**Exercise goal**:
Print each line exactly as it is given.

(Data extracted from a collection)
──────

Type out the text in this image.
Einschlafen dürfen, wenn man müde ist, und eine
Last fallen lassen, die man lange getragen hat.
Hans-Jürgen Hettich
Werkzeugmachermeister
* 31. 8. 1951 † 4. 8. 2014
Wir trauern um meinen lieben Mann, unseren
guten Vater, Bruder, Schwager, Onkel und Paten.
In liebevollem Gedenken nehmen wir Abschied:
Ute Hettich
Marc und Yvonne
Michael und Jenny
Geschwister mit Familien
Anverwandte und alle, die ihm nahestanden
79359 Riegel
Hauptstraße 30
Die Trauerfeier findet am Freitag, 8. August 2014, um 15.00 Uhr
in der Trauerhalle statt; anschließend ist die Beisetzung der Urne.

──────

**Solution below**:
Type out the text in this image.
Einschlafen dürfen, wenn man müde ist, und eine
Last fallen lassen, die man lange getragen hat.
Hans-Jürgen Hettich
Werkzeugmachermeister
* 31. 8. 1951 † 4. 8. 2014
Wir trauern um meinen lieben Mann, unseren
guten Vater, Bruder, Schwager, Onkel und Paten.
In liebevollem Gedenken nehmen wir Abschied:
Ute Hettich
Marc und Yvonne
Michael und Jenny
Geschwister mit Familien
Anverwandte und alle, die ihm nahestanden
79359 Riegel
Hauptstraße 30
Die Trauerfeier findet am Freitag, 8. August 2014, um 15.00 Uhr
in der Trauerhalle statt; anschließend ist die Beisetzung der Urne.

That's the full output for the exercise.